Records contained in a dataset
+ + +

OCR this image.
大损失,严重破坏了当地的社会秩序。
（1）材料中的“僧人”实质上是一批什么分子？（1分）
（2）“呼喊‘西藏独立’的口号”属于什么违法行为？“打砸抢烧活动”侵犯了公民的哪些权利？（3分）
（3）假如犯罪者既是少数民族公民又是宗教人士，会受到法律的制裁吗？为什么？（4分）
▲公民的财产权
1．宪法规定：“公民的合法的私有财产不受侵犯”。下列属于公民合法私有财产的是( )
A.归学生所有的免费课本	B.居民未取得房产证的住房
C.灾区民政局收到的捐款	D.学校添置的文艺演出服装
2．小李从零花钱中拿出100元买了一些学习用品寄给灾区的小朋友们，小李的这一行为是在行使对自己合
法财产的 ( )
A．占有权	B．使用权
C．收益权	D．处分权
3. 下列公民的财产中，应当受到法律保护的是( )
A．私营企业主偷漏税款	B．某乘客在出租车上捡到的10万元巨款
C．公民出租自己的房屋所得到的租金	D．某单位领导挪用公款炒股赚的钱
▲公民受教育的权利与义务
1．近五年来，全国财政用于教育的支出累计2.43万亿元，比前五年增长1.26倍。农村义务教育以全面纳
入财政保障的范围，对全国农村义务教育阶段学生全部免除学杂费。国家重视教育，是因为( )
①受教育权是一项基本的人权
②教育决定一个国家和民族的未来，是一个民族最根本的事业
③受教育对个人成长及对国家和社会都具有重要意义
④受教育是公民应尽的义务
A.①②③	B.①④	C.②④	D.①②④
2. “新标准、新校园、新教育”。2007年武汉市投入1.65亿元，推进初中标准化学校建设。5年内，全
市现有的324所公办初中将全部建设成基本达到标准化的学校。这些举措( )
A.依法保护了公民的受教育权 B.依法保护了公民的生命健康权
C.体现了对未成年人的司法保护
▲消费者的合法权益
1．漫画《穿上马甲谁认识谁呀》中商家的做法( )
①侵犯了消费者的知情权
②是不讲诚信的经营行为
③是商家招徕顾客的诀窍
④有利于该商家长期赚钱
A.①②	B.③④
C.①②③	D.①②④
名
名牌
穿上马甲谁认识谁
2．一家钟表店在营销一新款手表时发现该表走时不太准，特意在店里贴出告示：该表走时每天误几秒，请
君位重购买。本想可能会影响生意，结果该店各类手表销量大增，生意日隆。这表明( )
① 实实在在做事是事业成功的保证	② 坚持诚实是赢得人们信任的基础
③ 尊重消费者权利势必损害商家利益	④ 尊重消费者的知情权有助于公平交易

+ + +

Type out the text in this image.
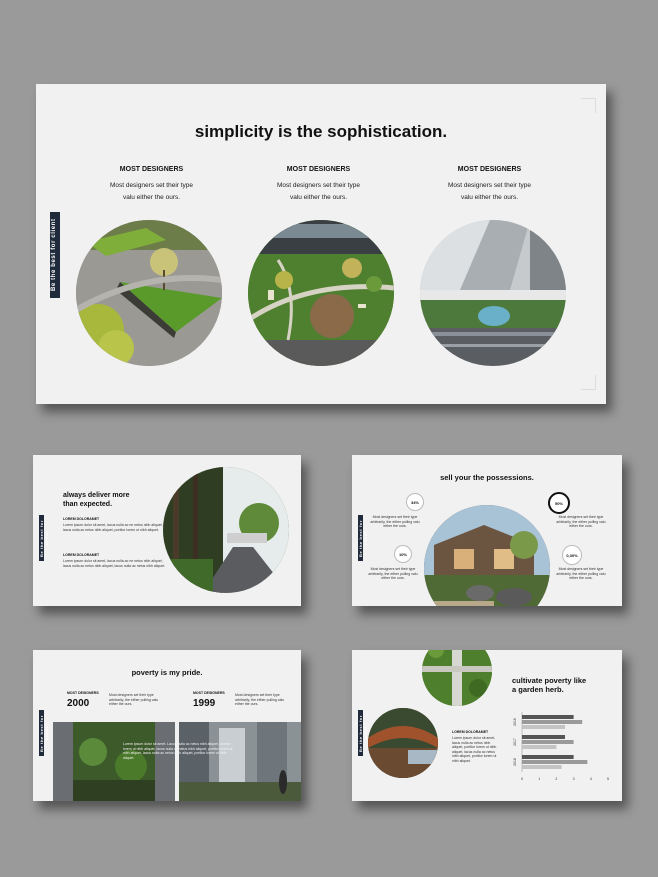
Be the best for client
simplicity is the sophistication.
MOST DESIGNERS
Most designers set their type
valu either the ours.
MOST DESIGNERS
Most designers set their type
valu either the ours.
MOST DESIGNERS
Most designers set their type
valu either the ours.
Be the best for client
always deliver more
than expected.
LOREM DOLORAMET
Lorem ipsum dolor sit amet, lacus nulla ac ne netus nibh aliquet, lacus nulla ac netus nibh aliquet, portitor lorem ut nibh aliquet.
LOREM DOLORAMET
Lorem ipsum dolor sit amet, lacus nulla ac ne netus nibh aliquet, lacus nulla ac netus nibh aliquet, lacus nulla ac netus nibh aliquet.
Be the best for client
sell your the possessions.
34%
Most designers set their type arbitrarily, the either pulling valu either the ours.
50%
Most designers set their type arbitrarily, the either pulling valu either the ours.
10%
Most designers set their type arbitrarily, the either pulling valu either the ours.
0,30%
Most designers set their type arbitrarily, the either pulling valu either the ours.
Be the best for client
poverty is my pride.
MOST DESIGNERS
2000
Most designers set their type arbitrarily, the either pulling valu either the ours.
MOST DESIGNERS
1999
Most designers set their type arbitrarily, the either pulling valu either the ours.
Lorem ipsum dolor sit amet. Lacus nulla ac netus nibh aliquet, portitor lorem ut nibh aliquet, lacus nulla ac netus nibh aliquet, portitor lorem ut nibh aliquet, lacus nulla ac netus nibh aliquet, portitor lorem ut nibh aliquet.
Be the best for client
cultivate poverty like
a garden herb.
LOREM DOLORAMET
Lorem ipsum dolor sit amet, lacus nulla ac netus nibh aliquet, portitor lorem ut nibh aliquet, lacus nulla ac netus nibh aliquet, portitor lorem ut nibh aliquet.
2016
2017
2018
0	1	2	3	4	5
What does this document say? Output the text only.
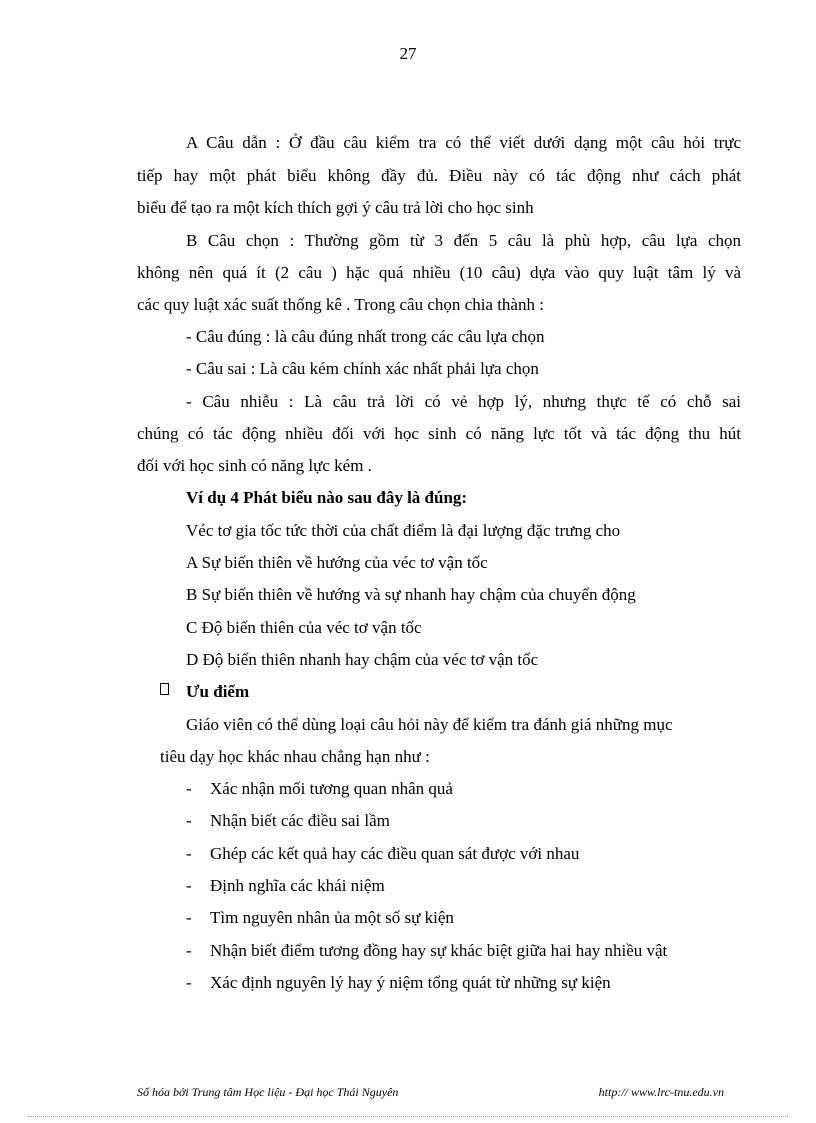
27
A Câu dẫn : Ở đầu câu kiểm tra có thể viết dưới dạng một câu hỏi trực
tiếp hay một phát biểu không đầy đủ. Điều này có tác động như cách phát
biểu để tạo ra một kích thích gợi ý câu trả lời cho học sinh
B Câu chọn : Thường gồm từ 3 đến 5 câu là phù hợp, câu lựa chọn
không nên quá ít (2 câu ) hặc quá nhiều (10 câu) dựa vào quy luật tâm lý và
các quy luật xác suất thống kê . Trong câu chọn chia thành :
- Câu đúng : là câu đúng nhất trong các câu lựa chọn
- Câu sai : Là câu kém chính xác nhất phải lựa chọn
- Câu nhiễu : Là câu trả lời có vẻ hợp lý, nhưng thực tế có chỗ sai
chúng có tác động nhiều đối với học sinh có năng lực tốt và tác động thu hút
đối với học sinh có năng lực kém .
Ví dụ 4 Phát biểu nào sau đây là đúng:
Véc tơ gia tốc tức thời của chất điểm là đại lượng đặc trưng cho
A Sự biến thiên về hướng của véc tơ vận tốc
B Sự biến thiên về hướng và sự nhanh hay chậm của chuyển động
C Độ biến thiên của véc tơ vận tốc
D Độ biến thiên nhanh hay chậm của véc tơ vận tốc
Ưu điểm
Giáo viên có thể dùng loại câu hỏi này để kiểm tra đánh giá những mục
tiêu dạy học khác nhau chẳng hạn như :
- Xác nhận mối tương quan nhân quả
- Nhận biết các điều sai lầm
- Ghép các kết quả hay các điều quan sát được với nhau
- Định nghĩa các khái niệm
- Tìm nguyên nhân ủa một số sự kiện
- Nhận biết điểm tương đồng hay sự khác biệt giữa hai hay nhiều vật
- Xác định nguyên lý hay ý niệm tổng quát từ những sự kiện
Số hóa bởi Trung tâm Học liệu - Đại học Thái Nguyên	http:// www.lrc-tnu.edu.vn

+ + +

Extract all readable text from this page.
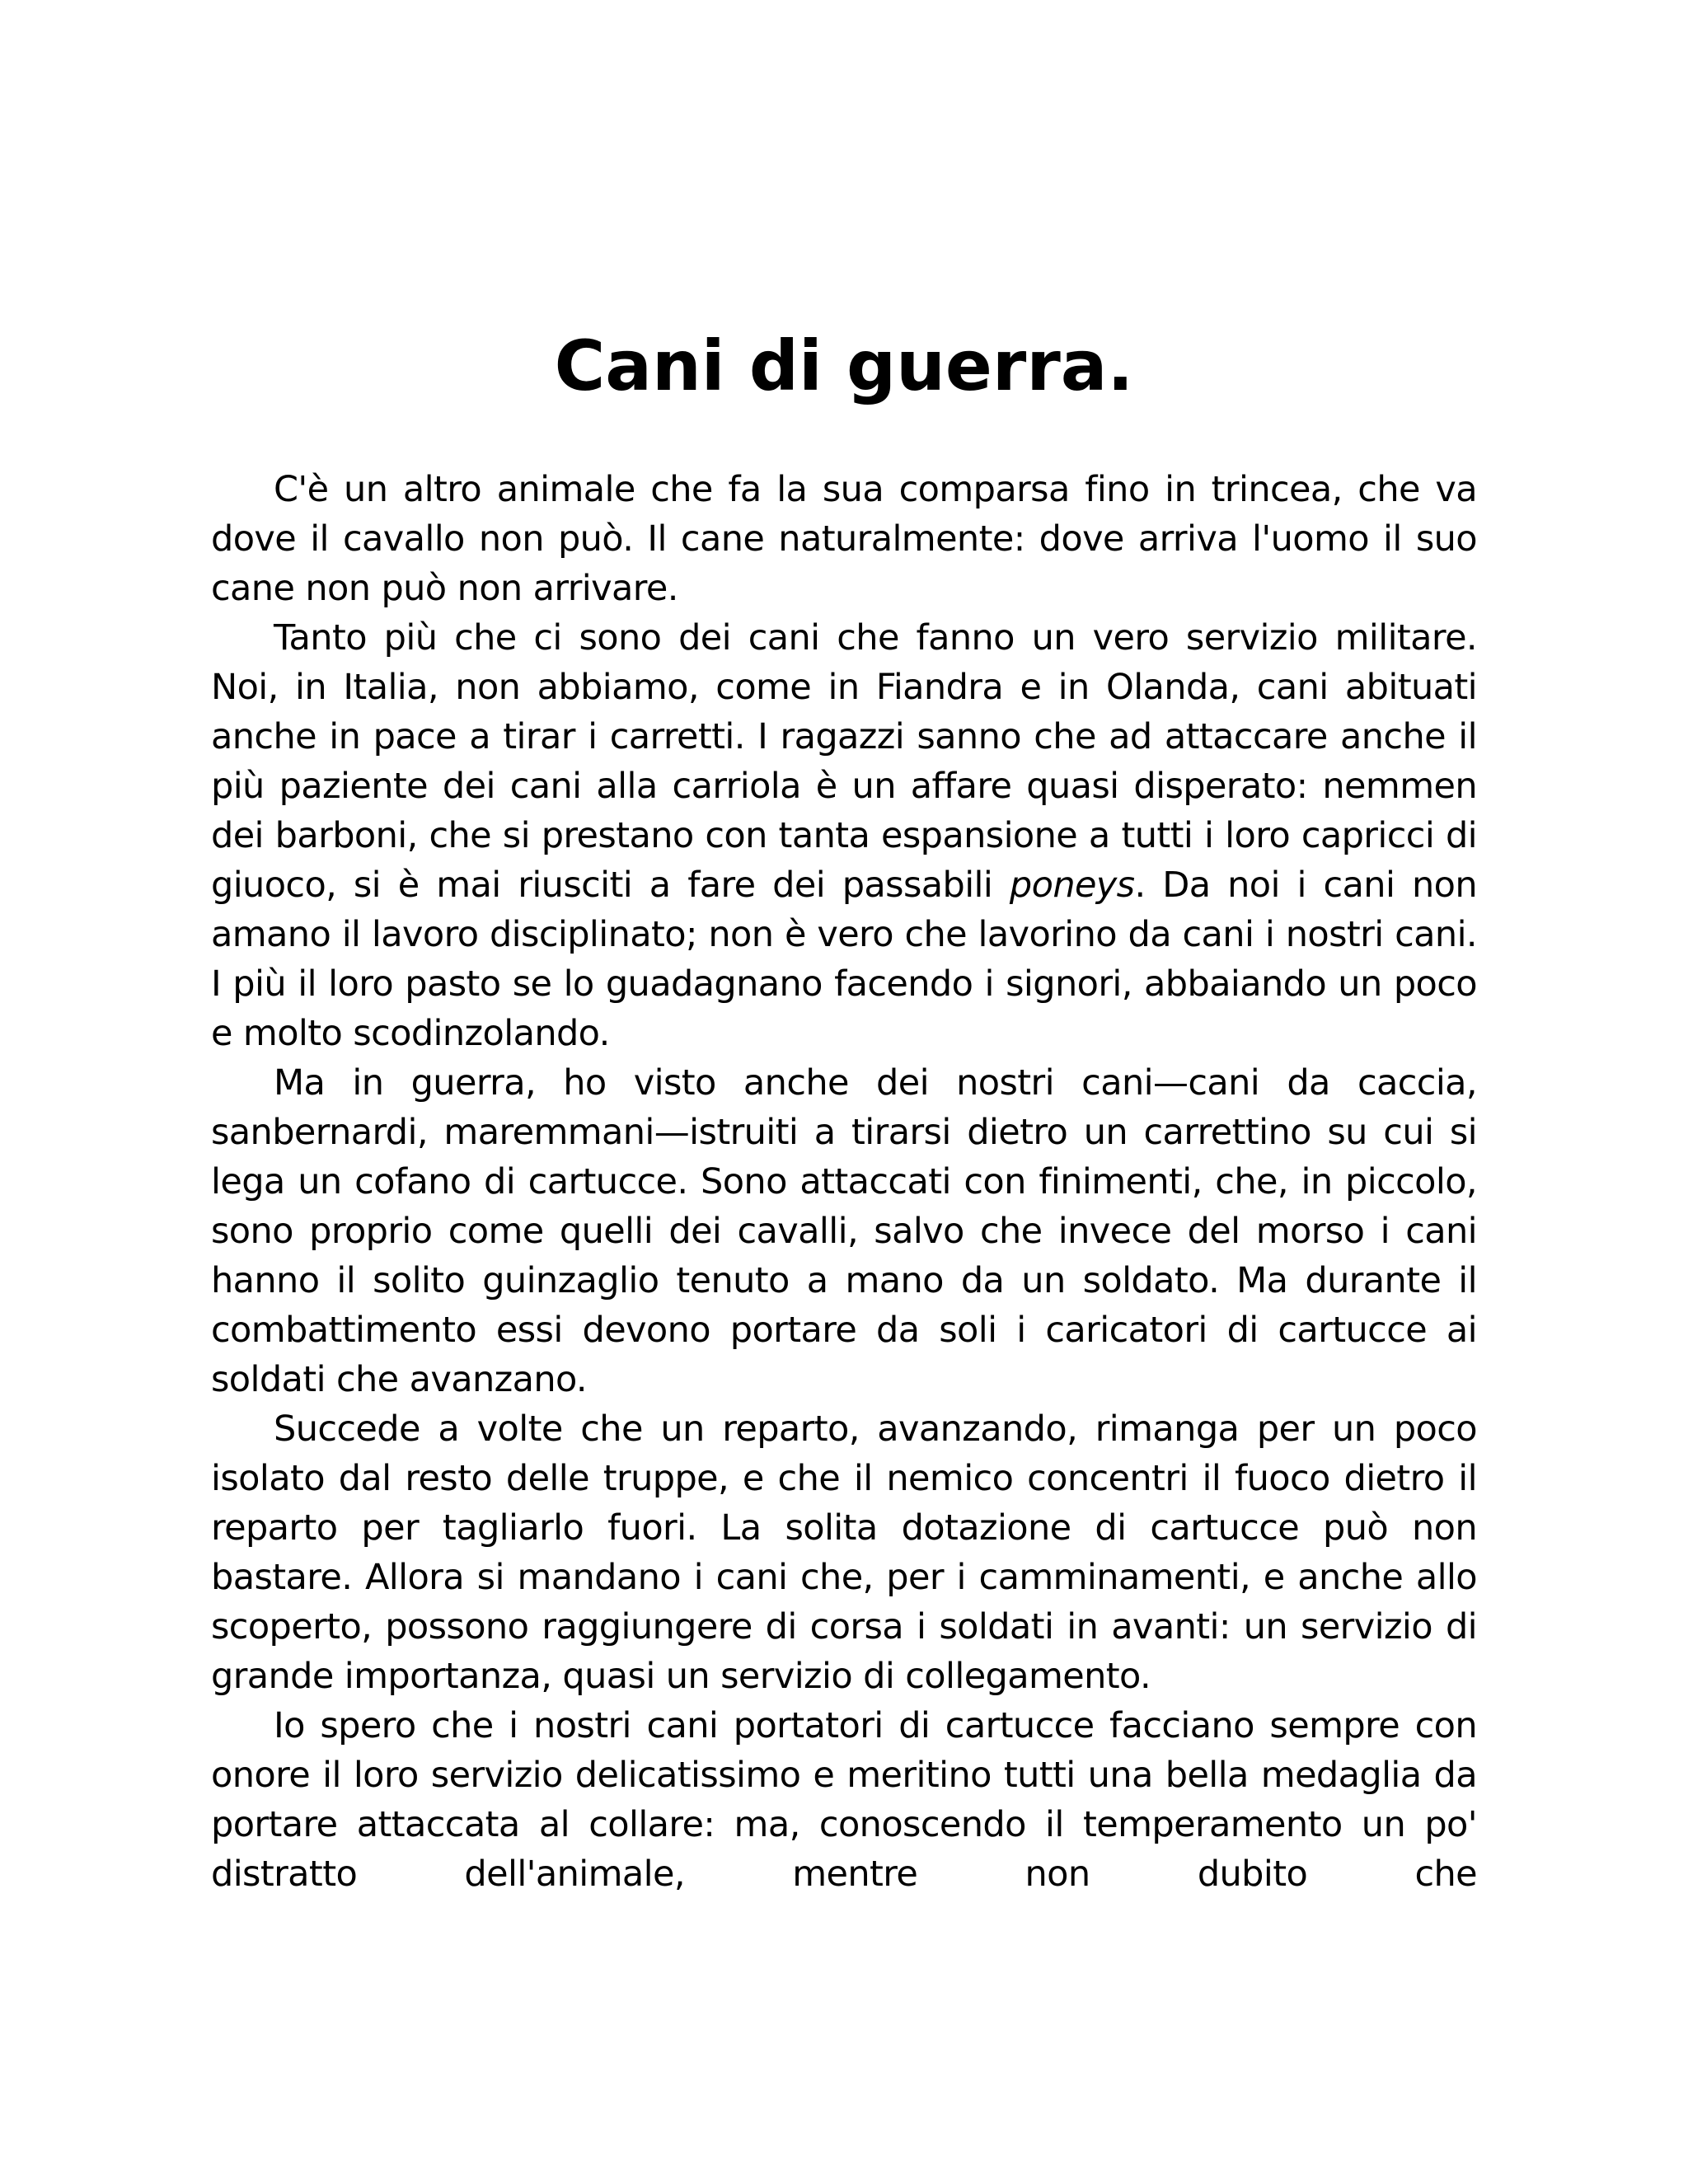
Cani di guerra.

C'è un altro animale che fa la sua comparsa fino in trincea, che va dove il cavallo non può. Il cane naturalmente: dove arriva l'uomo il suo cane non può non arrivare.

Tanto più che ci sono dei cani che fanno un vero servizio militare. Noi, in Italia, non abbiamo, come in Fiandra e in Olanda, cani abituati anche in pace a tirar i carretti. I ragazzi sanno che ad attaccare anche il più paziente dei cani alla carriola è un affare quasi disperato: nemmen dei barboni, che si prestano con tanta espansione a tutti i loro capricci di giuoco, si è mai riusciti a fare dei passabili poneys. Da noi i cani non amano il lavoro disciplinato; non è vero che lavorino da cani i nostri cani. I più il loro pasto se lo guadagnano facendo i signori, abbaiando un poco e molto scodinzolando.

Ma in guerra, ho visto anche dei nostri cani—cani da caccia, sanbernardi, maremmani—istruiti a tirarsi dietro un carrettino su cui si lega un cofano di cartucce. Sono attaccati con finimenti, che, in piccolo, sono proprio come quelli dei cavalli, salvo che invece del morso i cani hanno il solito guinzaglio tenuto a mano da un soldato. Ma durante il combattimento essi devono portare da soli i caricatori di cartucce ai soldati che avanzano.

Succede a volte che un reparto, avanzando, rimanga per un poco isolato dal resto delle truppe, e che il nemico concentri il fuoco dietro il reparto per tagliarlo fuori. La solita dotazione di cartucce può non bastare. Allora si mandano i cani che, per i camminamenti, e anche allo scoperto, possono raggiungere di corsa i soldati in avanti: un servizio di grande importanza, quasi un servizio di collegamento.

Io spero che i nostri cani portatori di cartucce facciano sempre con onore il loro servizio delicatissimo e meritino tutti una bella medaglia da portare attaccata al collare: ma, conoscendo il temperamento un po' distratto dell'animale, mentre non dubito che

+ + +

How many lines of the records contain the string "động"? Respond with the number alone.

3